**Problem description**: Report all lines from the entries below in which "final" appears.

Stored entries
☆ ☆ ☆ ☆ ☆ ☆ ☆
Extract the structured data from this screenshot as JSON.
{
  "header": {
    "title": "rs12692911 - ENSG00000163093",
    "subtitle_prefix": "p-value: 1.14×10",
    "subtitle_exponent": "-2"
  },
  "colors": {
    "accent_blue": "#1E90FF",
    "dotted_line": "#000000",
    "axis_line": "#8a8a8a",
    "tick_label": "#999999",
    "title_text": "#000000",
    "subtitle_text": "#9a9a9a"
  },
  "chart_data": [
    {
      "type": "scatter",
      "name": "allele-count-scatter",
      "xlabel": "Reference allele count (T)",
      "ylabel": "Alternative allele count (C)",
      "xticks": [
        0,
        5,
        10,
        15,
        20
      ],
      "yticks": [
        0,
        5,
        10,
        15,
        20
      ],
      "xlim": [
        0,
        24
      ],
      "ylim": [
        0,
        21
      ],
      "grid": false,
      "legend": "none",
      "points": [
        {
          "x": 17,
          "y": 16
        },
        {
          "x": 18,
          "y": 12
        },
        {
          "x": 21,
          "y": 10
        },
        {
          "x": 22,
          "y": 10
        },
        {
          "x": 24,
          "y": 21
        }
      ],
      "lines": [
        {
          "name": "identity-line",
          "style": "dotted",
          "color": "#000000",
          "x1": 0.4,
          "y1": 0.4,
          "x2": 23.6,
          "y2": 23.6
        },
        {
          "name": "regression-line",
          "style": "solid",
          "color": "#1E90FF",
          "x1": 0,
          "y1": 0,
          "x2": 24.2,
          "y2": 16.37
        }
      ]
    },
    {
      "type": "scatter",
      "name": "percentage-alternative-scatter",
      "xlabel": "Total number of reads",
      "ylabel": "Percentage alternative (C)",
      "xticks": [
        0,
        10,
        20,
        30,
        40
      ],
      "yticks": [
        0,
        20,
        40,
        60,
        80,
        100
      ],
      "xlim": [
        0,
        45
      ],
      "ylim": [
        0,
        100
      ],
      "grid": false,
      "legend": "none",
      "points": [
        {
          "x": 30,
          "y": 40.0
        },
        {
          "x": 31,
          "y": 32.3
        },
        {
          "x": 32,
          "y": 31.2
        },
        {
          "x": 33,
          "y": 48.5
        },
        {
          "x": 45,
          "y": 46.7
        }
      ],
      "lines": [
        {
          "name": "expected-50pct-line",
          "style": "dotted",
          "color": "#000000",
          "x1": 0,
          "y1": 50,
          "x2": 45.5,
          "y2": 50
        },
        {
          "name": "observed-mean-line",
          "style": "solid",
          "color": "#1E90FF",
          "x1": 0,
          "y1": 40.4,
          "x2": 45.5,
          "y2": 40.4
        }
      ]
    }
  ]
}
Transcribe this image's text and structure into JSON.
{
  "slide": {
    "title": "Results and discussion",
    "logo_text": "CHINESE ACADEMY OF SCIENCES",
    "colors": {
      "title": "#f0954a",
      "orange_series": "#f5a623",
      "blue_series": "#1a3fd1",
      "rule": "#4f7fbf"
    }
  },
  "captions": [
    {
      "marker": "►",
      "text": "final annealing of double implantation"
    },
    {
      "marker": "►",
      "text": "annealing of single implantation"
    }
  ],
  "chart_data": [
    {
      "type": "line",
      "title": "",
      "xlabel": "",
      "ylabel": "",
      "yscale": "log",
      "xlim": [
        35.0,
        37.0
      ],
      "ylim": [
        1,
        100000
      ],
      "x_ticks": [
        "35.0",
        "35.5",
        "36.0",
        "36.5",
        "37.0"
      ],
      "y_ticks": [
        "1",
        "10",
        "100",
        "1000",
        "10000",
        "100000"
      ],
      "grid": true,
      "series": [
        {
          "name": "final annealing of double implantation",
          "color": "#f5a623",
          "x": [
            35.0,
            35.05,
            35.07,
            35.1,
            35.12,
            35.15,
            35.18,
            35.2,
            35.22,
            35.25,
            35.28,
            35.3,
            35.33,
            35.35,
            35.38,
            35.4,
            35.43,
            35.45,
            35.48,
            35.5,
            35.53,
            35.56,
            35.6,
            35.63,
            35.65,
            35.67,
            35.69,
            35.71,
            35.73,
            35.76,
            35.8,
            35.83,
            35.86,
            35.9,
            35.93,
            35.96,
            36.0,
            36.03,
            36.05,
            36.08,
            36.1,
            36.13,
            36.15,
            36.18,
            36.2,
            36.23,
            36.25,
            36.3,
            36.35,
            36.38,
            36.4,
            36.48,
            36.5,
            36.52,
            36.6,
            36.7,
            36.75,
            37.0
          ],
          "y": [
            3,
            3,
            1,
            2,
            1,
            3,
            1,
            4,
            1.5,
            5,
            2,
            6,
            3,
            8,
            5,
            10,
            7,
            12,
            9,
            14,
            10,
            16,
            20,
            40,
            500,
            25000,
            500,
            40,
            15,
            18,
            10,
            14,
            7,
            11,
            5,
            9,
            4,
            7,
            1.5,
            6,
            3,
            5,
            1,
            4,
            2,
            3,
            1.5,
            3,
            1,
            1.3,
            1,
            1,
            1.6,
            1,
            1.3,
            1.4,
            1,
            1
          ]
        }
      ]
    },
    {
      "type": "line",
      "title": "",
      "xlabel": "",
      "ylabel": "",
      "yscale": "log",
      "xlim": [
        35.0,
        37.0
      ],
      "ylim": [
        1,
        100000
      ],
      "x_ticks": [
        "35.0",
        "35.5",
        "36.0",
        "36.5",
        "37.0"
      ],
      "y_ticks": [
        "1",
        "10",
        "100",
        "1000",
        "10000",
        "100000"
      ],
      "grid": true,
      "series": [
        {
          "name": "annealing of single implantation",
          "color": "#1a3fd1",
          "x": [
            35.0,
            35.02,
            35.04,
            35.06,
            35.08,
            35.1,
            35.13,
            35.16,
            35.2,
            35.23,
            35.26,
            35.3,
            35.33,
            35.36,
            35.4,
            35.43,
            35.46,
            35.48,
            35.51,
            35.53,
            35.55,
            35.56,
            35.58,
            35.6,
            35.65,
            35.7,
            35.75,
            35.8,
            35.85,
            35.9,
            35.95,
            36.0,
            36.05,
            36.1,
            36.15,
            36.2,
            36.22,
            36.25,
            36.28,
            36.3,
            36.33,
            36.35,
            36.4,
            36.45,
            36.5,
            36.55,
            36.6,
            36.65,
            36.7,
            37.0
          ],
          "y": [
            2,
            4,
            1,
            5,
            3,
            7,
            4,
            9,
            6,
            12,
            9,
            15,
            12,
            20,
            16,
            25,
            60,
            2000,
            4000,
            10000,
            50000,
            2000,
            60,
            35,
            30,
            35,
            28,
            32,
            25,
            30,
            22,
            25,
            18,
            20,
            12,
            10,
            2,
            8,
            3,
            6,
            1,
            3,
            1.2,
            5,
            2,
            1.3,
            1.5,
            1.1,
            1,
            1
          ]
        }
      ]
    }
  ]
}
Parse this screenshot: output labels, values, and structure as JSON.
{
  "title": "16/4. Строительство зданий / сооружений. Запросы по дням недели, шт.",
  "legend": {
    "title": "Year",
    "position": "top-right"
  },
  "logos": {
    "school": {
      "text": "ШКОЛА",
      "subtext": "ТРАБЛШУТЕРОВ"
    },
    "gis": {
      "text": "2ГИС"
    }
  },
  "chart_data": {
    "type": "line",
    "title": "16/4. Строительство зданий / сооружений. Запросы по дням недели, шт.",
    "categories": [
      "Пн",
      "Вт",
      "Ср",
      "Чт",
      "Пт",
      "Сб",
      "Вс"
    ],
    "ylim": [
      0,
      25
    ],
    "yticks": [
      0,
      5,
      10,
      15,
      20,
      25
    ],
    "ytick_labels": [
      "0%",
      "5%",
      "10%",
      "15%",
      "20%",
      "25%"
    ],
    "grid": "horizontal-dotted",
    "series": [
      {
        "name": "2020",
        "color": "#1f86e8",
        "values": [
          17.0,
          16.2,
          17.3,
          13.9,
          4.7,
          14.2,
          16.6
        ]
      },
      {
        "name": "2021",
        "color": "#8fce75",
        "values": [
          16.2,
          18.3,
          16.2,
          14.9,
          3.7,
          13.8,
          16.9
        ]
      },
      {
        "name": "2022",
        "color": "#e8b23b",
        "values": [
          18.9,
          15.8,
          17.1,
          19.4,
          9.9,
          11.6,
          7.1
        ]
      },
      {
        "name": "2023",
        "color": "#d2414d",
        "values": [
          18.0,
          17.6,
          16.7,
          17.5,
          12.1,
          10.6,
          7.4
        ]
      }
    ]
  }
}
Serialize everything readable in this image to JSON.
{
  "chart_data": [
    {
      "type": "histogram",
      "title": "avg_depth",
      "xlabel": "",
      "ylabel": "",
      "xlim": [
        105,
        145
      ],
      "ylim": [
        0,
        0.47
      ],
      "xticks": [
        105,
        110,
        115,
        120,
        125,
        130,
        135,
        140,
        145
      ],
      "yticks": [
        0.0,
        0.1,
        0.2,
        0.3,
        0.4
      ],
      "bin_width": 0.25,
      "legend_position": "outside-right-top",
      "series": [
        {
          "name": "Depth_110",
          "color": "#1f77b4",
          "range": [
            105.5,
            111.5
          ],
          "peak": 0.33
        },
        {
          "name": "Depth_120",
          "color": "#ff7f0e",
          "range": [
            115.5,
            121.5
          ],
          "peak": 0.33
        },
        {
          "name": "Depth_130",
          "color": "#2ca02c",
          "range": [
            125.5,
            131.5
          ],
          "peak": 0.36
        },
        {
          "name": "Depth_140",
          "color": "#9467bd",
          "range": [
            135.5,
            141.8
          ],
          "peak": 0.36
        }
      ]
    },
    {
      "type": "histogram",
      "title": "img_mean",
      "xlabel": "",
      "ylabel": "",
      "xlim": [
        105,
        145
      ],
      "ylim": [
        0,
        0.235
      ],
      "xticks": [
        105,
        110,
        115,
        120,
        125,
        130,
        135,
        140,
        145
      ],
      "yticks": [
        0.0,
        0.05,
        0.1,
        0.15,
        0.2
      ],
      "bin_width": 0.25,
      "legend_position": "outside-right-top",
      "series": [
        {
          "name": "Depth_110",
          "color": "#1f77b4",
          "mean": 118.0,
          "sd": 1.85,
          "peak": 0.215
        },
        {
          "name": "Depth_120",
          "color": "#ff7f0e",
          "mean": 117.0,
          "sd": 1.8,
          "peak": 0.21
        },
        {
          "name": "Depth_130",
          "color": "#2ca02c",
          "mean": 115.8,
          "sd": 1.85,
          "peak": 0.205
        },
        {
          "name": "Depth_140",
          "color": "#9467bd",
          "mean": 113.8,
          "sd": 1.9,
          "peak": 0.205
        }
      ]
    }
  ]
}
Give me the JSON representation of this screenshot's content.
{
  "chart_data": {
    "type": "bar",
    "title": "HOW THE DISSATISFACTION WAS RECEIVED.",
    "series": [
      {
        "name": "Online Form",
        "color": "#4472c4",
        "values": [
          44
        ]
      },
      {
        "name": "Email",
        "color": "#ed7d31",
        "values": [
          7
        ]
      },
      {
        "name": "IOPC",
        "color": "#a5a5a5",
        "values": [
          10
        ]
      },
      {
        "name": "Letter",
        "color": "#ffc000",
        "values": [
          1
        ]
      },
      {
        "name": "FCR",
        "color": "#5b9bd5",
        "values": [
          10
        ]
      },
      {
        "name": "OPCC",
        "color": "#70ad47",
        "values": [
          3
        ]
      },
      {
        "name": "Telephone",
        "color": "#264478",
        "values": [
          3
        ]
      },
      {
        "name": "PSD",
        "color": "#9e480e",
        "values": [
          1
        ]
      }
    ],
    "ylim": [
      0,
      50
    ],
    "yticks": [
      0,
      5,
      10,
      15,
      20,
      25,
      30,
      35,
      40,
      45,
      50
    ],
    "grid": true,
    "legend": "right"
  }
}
☆ ☆ ☆ ☆ ☆ ☆ ☆
**Solution**:
      "text": "final annealing of double implantation"
          "name": "final annealing of double implantation",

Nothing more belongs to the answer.